**Requirement**
Isolate every line in the records below with "xlabel" in it.

─── Data in this exercise

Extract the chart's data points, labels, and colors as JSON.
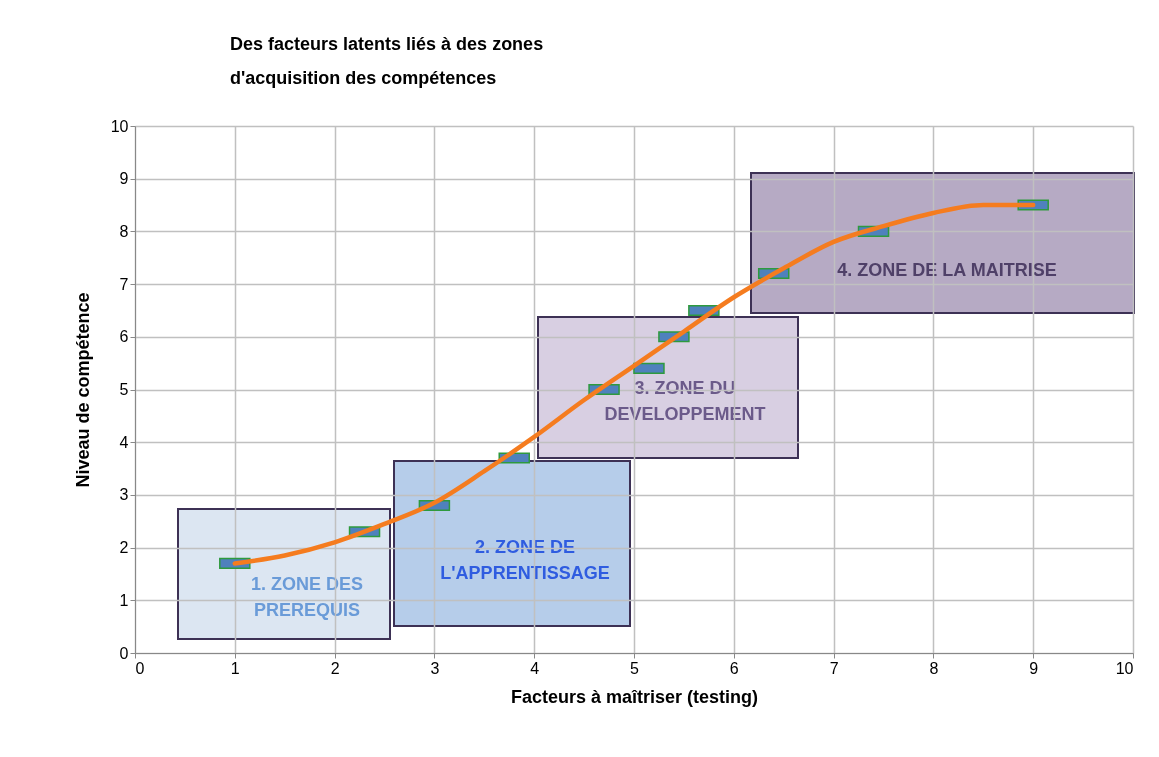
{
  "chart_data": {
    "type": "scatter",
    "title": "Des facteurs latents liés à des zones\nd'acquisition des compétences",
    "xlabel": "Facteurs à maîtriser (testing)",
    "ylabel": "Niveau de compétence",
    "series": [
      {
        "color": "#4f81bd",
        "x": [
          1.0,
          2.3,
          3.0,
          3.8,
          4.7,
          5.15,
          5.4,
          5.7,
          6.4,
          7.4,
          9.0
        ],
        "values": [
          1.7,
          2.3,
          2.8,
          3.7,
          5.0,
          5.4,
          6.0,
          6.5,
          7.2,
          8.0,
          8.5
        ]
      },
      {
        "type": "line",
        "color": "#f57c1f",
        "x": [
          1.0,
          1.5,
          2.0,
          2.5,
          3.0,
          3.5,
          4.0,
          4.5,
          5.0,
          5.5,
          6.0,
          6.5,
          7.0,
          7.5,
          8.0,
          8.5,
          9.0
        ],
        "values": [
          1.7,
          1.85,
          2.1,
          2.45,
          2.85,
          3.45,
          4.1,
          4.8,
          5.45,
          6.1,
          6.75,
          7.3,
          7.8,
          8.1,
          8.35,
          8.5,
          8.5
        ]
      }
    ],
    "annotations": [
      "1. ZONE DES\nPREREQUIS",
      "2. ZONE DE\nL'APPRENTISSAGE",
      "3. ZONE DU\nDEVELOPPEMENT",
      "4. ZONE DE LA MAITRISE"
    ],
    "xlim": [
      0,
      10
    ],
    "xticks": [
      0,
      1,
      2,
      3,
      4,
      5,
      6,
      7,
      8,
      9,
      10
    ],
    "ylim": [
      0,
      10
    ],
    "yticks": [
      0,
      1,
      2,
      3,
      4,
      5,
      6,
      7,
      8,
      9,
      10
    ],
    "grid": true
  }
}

──────
─── Data in this exercise

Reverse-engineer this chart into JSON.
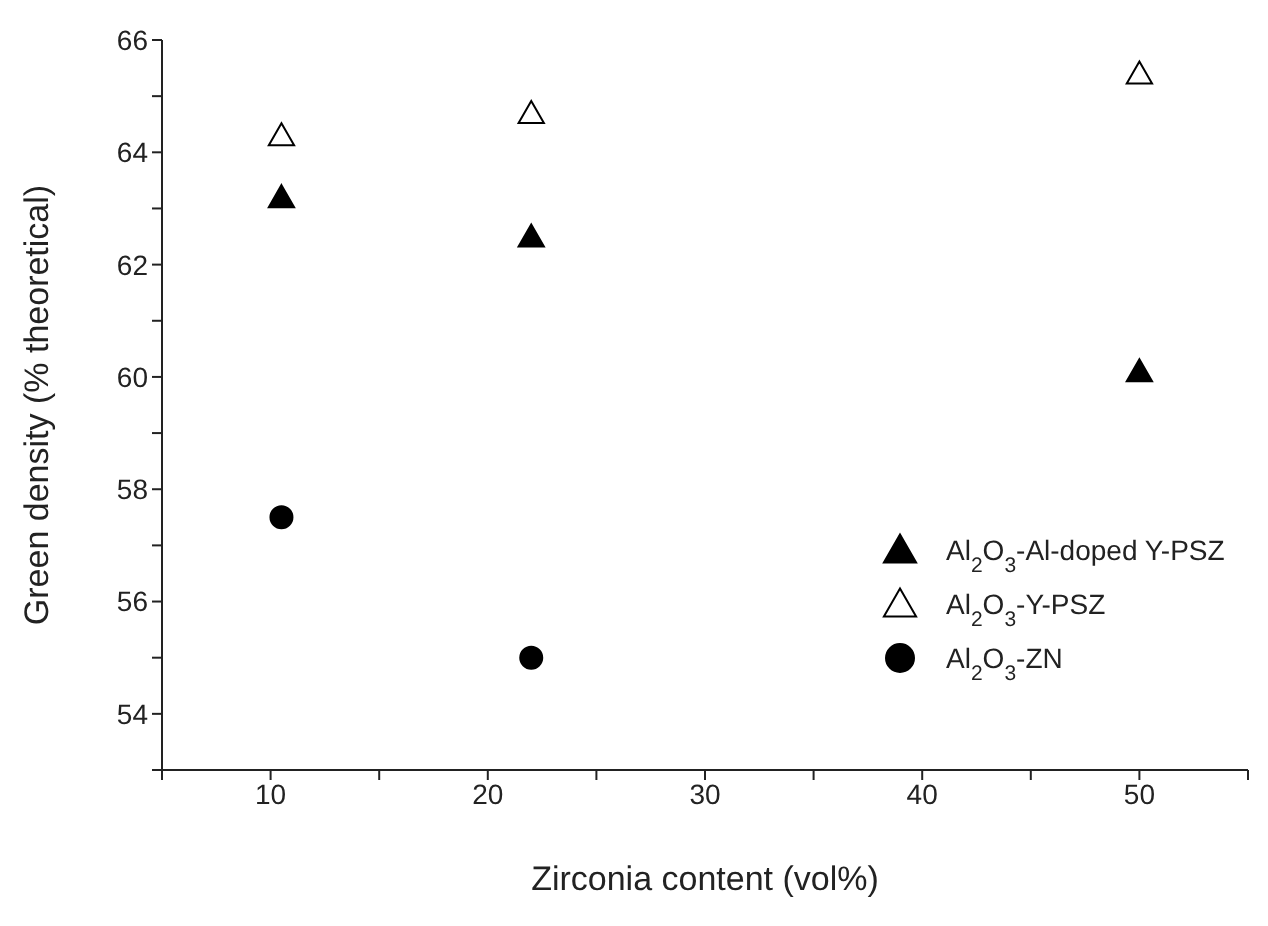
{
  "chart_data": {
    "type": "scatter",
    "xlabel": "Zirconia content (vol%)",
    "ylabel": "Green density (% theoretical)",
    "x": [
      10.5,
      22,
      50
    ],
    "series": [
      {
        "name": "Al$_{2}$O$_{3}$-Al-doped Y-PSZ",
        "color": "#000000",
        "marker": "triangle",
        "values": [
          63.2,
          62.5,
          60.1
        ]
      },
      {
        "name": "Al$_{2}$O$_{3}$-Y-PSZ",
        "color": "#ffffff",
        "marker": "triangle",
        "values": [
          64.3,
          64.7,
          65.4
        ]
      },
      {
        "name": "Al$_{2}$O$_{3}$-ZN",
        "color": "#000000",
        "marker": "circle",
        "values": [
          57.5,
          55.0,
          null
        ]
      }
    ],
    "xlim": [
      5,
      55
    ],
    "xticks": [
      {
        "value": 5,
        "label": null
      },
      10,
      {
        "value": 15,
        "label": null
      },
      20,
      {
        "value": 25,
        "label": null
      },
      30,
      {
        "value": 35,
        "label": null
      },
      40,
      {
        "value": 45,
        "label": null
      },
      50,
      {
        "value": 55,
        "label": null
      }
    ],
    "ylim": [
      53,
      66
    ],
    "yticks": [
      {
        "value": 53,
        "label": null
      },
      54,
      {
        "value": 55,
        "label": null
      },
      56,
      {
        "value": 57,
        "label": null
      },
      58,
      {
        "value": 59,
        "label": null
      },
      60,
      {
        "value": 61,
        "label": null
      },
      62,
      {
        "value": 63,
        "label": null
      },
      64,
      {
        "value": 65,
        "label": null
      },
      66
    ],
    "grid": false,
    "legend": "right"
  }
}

──────

**Output**
    "xlabel": "Facteurs à maîtriser (testing)",
    "xlabel": "Zirconia content (vol%)",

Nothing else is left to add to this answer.